+++ DATASET RECORDS +++

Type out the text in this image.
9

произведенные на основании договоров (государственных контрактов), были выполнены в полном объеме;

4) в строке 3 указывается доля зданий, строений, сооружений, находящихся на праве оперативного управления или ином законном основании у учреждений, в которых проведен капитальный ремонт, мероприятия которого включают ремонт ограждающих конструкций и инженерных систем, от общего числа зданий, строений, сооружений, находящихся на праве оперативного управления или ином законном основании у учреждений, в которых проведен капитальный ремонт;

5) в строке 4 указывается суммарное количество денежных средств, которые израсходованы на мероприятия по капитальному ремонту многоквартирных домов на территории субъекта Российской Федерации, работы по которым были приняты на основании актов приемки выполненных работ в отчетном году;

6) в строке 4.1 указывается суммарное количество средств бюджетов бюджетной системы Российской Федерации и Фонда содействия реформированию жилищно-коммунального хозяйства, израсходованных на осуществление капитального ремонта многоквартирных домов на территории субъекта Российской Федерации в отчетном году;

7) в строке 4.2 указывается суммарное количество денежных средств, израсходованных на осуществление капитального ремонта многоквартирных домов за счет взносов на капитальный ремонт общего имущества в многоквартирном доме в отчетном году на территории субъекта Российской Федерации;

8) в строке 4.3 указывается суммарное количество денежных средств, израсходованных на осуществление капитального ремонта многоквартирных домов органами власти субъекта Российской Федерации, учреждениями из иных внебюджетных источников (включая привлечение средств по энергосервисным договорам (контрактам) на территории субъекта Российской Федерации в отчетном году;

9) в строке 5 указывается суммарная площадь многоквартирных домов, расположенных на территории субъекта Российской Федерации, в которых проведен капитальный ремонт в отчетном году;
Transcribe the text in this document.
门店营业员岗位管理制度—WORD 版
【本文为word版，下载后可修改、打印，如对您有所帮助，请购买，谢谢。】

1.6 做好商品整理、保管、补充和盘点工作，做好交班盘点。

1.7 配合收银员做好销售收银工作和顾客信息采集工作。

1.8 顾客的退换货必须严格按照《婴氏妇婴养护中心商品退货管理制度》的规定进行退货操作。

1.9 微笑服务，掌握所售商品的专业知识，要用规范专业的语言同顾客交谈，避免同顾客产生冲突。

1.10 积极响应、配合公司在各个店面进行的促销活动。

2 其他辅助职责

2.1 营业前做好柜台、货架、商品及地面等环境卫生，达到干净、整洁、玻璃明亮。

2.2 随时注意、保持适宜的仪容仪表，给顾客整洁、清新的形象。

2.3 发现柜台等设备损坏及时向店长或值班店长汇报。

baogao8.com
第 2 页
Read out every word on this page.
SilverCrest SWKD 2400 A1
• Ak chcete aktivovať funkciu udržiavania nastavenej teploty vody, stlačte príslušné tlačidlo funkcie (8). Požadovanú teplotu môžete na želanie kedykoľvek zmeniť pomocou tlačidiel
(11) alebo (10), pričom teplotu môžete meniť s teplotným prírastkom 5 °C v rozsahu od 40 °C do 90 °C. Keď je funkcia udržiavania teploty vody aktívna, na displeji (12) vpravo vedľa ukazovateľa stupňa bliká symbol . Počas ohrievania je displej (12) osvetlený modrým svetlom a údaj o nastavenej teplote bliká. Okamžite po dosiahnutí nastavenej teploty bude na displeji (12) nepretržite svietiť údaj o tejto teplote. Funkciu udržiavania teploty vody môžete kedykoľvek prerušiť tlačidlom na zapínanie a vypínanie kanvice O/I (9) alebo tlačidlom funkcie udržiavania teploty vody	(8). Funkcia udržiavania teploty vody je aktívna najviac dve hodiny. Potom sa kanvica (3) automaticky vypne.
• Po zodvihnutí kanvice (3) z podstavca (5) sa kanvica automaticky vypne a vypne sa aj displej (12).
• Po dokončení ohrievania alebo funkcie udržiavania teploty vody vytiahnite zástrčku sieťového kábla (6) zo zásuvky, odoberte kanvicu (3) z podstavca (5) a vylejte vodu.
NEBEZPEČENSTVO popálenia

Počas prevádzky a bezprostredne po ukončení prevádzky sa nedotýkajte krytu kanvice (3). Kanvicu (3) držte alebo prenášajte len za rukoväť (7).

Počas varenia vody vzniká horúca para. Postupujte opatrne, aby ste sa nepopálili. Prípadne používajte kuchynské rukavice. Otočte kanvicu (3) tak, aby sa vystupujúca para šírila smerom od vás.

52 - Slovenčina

+++

SET EXERCISE
Print every line of the records exactly. Omit nothing.

OUTPUT
Type out the text in this image.
9

произведенные на основании договоров (государственных контрактов), были выполнены в полном объеме;

4) в строке 3 указывается доля зданий, строений, сооружений, находящихся на праве оперативного управления или ином законном основании у учреждений, в которых проведен капитальный ремонт, мероприятия которого включают ремонт ограждающих конструкций и инженерных систем, от общего числа зданий, строений, сооружений, находящихся на праве оперативного управления или ином законном основании у учреждений, в которых проведен капитальный ремонт;

5) в строке 4 указывается суммарное количество денежных средств, которые израсходованы на мероприятия по капитальному ремонту многоквартирных домов на территории субъекта Российской Федерации, работы по которым были приняты на основании актов приемки выполненных работ в отчетном году;

6) в строке 4.1 указывается суммарное количество средств бюджетов бюджетной системы Российской Федерации и Фонда содействия реформированию жилищно-коммунального хозяйства, израсходованных на осуществление капитального ремонта многоквартирных домов на территории субъекта Российской Федерации в отчетном году;

7) в строке 4.2 указывается суммарное количество денежных средств, израсходованных на осуществление капитального ремонта многоквартирных домов за счет взносов на капитальный ремонт общего имущества в многоквартирном доме в отчетном году на территории субъекта Российской Федерации;

8) в строке 4.3 указывается суммарное количество денежных средств, израсходованных на осуществление капитального ремонта многоквартирных домов органами власти субъекта Российской Федерации, учреждениями из иных внебюджетных источников (включая привлечение средств по энергосервисным договорам (контрактам) на территории субъекта Российской Федерации в отчетном году;

9) в строке 5 указывается суммарная площадь многоквартирных домов, расположенных на территории субъекта Российской Федерации, в которых проведен капитальный ремонт в отчетном году;
Transcribe the text in this document.
门店营业员岗位管理制度—WORD 版
【本文为word版，下载后可修改、打印，如对您有所帮助，请购买，谢谢。】

1.6 做好商品整理、保管、补充和盘点工作，做好交班盘点。

1.7 配合收银员做好销售收银工作和顾客信息采集工作。

1.8 顾客的退换货必须严格按照《婴氏妇婴养护中心商品退货管理制度》的规定进行退货操作。

1.9 微笑服务，掌握所售商品的专业知识，要用规范专业的语言同顾客交谈，避免同顾客产生冲突。

1.10 积极响应、配合公司在各个店面进行的促销活动。

2 其他辅助职责

2.1 营业前做好柜台、货架、商品及地面等环境卫生，达到干净、整洁、玻璃明亮。

2.2 随时注意、保持适宜的仪容仪表，给顾客整洁、清新的形象。

2.3 发现柜台等设备损坏及时向店长或值班店长汇报。

baogao8.com
第 2 页
Read out every word on this page.
SilverCrest SWKD 2400 A1
• Ak chcete aktivovať funkciu udržiavania nastavenej teploty vody, stlačte príslušné tlačidlo funkcie (8). Požadovanú teplotu môžete na želanie kedykoľvek zmeniť pomocou tlačidiel
(11) alebo (10), pričom teplotu môžete meniť s teplotným prírastkom 5 °C v rozsahu od 40 °C do 90 °C. Keď je funkcia udržiavania teploty vody aktívna, na displeji (12) vpravo vedľa ukazovateľa stupňa bliká symbol . Počas ohrievania je displej (12) osvetlený modrým svetlom a údaj o nastavenej teplote bliká. Okamžite po dosiahnutí nastavenej teploty bude na displeji (12) nepretržite svietiť údaj o tejto teplote. Funkciu udržiavania teploty vody môžete kedykoľvek prerušiť tlačidlom na zapínanie a vypínanie kanvice O/I (9) alebo tlačidlom funkcie udržiavania teploty vody	(8). Funkcia udržiavania teploty vody je aktívna najviac dve hodiny. Potom sa kanvica (3) automaticky vypne.
• Po zodvihnutí kanvice (3) z podstavca (5) sa kanvica automaticky vypne a vypne sa aj displej (12).
• Po dokončení ohrievania alebo funkcie udržiavania teploty vody vytiahnite zástrčku sieťového kábla (6) zo zásuvky, odoberte kanvicu (3) z podstavca (5) a vylejte vodu.
NEBEZPEČENSTVO popálenia

Počas prevádzky a bezprostredne po ukončení prevádzky sa nedotýkajte krytu kanvice (3). Kanvicu (3) držte alebo prenášajte len za rukoväť (7).

Počas varenia vody vzniká horúca para. Postupujte opatrne, aby ste sa nepopálili. Prípadne používajte kuchynské rukavice. Otočte kanvicu (3) tak, aby sa vystupujúca para šírila smerom od vás.

52 - Slovenčina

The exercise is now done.